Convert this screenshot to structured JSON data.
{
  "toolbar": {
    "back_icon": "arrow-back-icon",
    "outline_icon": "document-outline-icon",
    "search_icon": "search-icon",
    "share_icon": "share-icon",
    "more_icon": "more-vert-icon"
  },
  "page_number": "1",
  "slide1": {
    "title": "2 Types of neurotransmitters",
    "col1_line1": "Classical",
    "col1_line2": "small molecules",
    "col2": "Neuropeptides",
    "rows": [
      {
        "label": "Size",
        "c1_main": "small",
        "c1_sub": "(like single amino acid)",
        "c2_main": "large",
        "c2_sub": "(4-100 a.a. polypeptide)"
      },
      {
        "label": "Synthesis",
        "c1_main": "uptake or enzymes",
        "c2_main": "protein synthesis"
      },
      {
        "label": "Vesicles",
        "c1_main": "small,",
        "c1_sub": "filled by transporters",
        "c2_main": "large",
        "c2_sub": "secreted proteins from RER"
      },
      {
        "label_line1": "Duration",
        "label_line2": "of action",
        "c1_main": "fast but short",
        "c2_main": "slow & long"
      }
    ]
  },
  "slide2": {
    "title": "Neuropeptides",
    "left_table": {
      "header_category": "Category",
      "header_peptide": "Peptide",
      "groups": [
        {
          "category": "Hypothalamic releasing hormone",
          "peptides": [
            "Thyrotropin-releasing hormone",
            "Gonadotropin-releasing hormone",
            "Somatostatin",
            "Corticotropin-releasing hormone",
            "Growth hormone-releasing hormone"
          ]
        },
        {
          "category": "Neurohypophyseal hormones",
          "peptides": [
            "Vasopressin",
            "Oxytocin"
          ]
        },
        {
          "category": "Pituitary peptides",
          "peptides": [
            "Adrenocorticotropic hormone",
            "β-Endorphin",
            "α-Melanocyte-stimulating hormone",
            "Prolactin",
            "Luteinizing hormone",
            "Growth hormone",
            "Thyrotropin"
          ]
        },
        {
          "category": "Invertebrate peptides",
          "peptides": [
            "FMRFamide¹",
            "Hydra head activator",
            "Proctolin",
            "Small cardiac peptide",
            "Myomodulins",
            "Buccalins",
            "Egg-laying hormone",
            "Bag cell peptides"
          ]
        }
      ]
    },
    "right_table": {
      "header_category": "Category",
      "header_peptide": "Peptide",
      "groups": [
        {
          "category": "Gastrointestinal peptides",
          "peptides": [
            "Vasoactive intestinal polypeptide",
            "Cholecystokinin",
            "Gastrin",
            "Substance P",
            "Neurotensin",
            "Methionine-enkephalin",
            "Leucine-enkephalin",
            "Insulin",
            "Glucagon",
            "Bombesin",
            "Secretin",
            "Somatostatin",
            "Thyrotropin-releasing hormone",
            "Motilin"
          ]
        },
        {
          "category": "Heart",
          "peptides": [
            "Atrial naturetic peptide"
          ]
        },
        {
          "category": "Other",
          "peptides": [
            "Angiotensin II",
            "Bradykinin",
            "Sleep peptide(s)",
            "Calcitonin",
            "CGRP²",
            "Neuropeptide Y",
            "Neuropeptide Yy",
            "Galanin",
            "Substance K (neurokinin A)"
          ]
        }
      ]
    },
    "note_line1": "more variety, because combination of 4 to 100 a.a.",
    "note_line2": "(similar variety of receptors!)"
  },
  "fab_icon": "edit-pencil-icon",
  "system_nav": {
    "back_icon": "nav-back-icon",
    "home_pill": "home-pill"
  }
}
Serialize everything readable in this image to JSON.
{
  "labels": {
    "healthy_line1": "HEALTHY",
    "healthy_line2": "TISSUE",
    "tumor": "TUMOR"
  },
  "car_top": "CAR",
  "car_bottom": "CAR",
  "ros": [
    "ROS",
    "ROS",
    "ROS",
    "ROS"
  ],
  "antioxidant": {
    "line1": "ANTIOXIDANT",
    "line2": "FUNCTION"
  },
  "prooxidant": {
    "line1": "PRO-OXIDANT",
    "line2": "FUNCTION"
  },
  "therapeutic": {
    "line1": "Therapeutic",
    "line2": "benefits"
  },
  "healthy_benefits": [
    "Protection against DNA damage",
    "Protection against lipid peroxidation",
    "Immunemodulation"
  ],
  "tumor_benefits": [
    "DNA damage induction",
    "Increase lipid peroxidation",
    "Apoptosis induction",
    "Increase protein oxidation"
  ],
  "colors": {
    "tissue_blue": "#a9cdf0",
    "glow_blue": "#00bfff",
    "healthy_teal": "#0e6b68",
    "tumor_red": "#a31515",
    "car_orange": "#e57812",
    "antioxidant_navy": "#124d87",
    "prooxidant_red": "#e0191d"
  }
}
◇ ◇ ◇ ◇ ◇ ◇ ◇
Task statement: Every record above belongs in the answer, reproduced exactly.

Solution to the problem:
Convert this screenshot to structured JSON data.
{
  "toolbar": {
    "back_icon": "arrow-back-icon",
    "outline_icon": "document-outline-icon",
    "search_icon": "search-icon",
    "share_icon": "share-icon",
    "more_icon": "more-vert-icon"
  },
  "page_number": "1",
  "slide1": {
    "title": "2 Types of neurotransmitters",
    "col1_line1": "Classical",
    "col1_line2": "small molecules",
    "col2": "Neuropeptides",
    "rows": [
      {
        "label": "Size",
        "c1_main": "small",
        "c1_sub": "(like single amino acid)",
        "c2_main": "large",
        "c2_sub": "(4-100 a.a. polypeptide)"
      },
      {
        "label": "Synthesis",
        "c1_main": "uptake or enzymes",
        "c2_main": "protein synthesis"
      },
      {
        "label": "Vesicles",
        "c1_main": "small,",
        "c1_sub": "filled by transporters",
        "c2_main": "large",
        "c2_sub": "secreted proteins from RER"
      },
      {
        "label_line1": "Duration",
        "label_line2": "of action",
        "c1_main": "fast but short",
        "c2_main": "slow & long"
      }
    ]
  },
  "slide2": {
    "title": "Neuropeptides",
    "left_table": {
      "header_category": "Category",
      "header_peptide": "Peptide",
      "groups": [
        {
          "category": "Hypothalamic releasing hormone",
          "peptides": [
            "Thyrotropin-releasing hormone",
            "Gonadotropin-releasing hormone",
            "Somatostatin",
            "Corticotropin-releasing hormone",
            "Growth hormone-releasing hormone"
          ]
        },
        {
          "category": "Neurohypophyseal hormones",
          "peptides": [
            "Vasopressin",
            "Oxytocin"
          ]
        },
        {
          "category": "Pituitary peptides",
          "peptides": [
            "Adrenocorticotropic hormone",
            "β-Endorphin",
            "α-Melanocyte-stimulating hormone",
            "Prolactin",
            "Luteinizing hormone",
            "Growth hormone",
            "Thyrotropin"
          ]
        },
        {
          "category": "Invertebrate peptides",
          "peptides": [
            "FMRFamide¹",
            "Hydra head activator",
            "Proctolin",
            "Small cardiac peptide",
            "Myomodulins",
            "Buccalins",
            "Egg-laying hormone",
            "Bag cell peptides"
          ]
        }
      ]
    },
    "right_table": {
      "header_category": "Category",
      "header_peptide": "Peptide",
      "groups": [
        {
          "category": "Gastrointestinal peptides",
          "peptides": [
            "Vasoactive intestinal polypeptide",
            "Cholecystokinin",
            "Gastrin",
            "Substance P",
            "Neurotensin",
            "Methionine-enkephalin",
            "Leucine-enkephalin",
            "Insulin",
            "Glucagon",
            "Bombesin",
            "Secretin",
            "Somatostatin",
            "Thyrotropin-releasing hormone",
            "Motilin"
          ]
        },
        {
          "category": "Heart",
          "peptides": [
            "Atrial naturetic peptide"
          ]
        },
        {
          "category": "Other",
          "peptides": [
            "Angiotensin II",
            "Bradykinin",
            "Sleep peptide(s)",
            "Calcitonin",
            "CGRP²",
            "Neuropeptide Y",
            "Neuropeptide Yy",
            "Galanin",
            "Substance K (neurokinin A)"
          ]
        }
      ]
    },
    "note_line1": "more variety, because combination of 4 to 100 a.a.",
    "note_line2": "(similar variety of receptors!)"
  },
  "fab_icon": "edit-pencil-icon",
  "system_nav": {
    "back_icon": "nav-back-icon",
    "home_pill": "home-pill"
  }
}
Serialize everything readable in this image to JSON.
{
  "labels": {
    "healthy_line1": "HEALTHY",
    "healthy_line2": "TISSUE",
    "tumor": "TUMOR"
  },
  "car_top": "CAR",
  "car_bottom": "CAR",
  "ros": [
    "ROS",
    "ROS",
    "ROS",
    "ROS"
  ],
  "antioxidant": {
    "line1": "ANTIOXIDANT",
    "line2": "FUNCTION"
  },
  "prooxidant": {
    "line1": "PRO-OXIDANT",
    "line2": "FUNCTION"
  },
  "therapeutic": {
    "line1": "Therapeutic",
    "line2": "benefits"
  },
  "healthy_benefits": [
    "Protection against DNA damage",
    "Protection against lipid peroxidation",
    "Immunemodulation"
  ],
  "tumor_benefits": [
    "DNA damage induction",
    "Increase lipid peroxidation",
    "Apoptosis induction",
    "Increase protein oxidation"
  ],
  "colors": {
    "tissue_blue": "#a9cdf0",
    "glow_blue": "#00bfff",
    "healthy_teal": "#0e6b68",
    "tumor_red": "#a31515",
    "car_orange": "#e57812",
    "antioxidant_navy": "#124d87",
    "prooxidant_red": "#e0191d"
  }
}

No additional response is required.